SET TASK: In the copy, keep every record exact and leave out all images.

DATA SHOWN:
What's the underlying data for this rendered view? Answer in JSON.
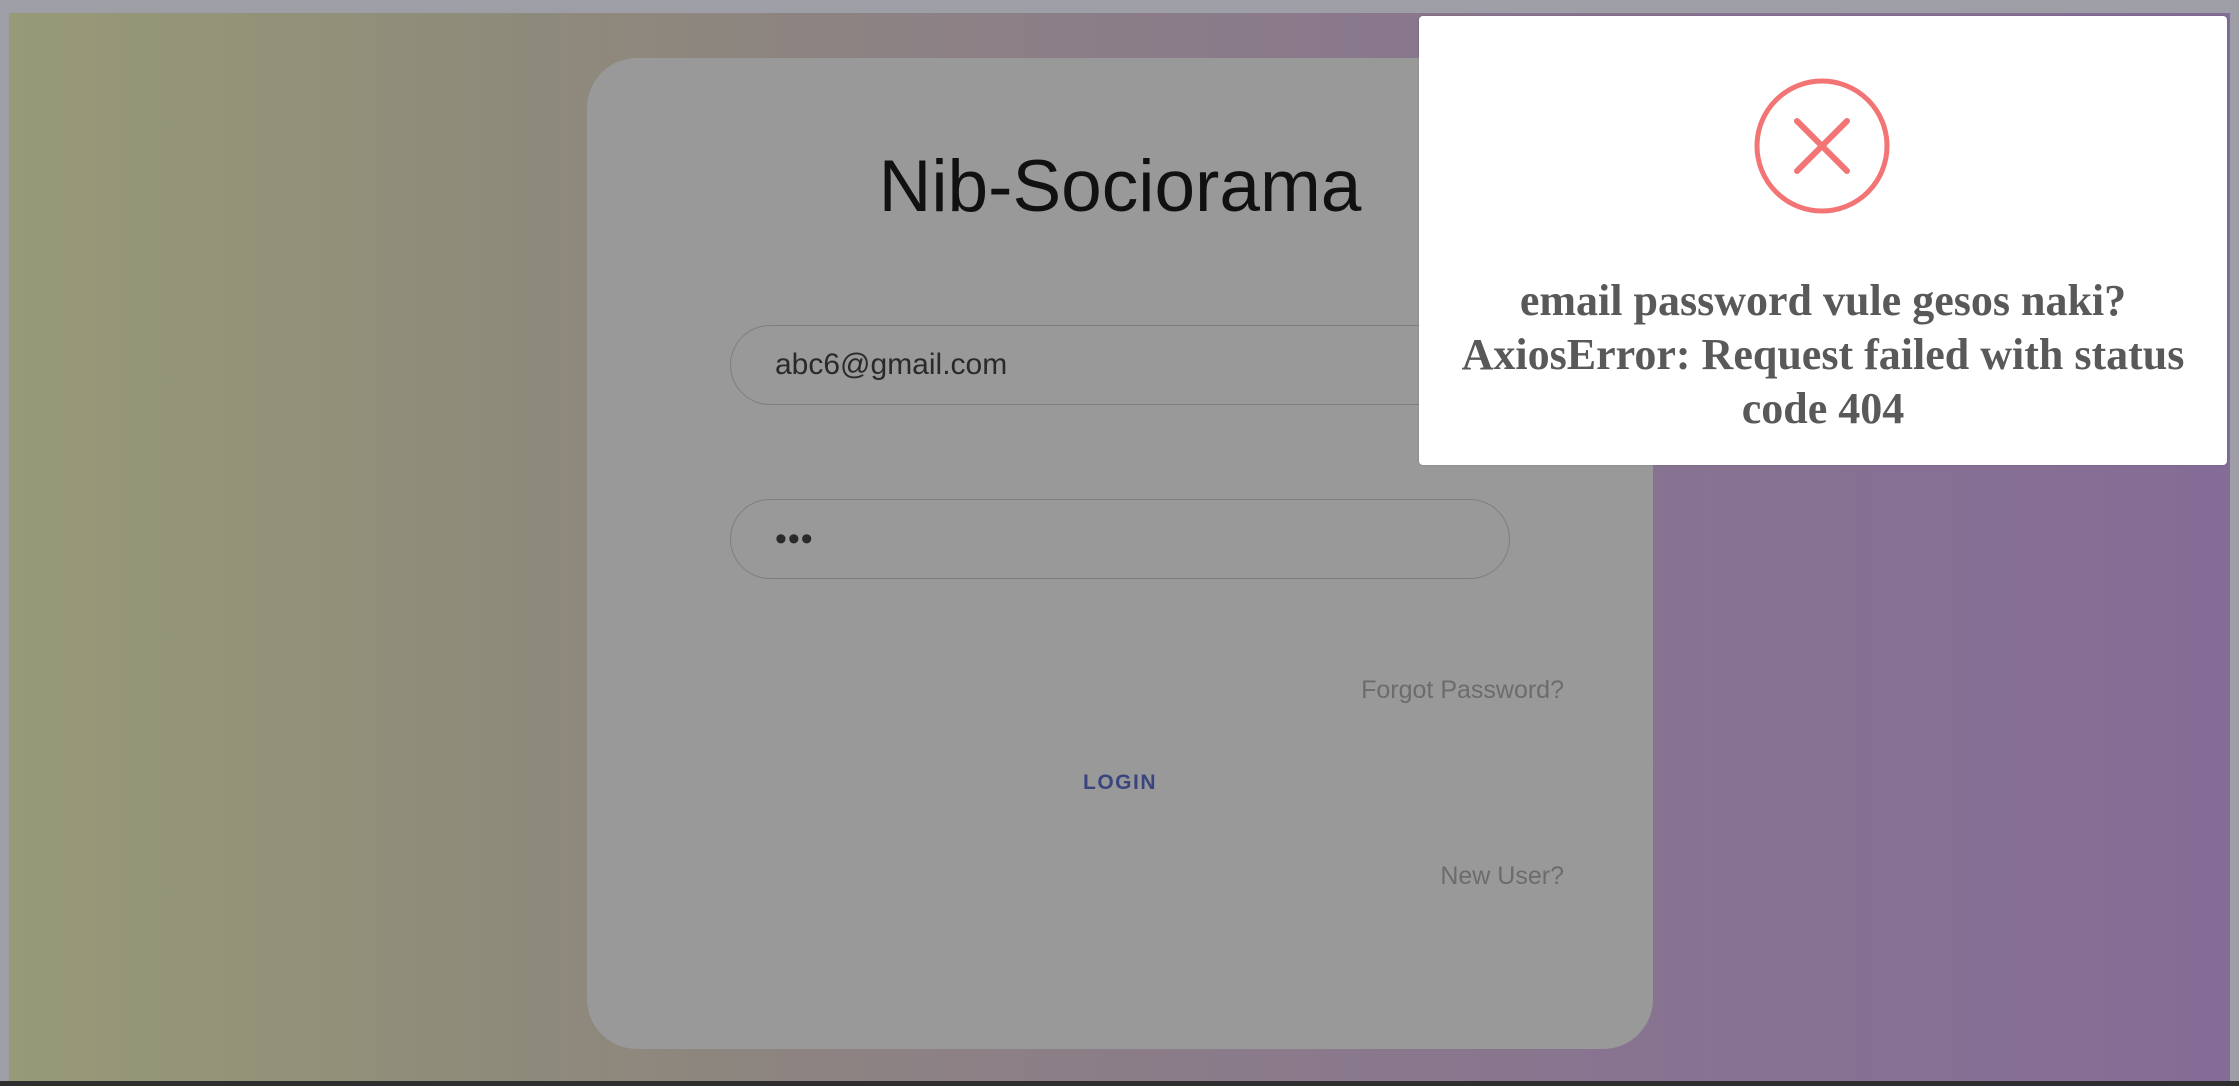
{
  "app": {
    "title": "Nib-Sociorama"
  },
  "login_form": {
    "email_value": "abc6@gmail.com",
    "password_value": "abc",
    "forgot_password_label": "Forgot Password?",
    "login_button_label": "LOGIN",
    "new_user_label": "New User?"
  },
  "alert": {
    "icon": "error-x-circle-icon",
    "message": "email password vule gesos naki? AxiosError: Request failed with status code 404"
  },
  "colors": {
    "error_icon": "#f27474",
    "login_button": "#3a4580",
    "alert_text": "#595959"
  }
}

EXPECTED ANSWER:
What's the underlying data for this rendered view? Answer in JSON.
{
  "app": {
    "title": "Nib-Sociorama"
  },
  "login_form": {
    "email_value": "abc6@gmail.com",
    "password_value": "abc",
    "forgot_password_label": "Forgot Password?",
    "login_button_label": "LOGIN",
    "new_user_label": "New User?"
  },
  "alert": {
    "icon": "error-x-circle-icon",
    "message": "email password vule gesos naki? AxiosError: Request failed with status code 404"
  },
  "colors": {
    "error_icon": "#f27474",
    "login_button": "#3a4580",
    "alert_text": "#595959"
  }
}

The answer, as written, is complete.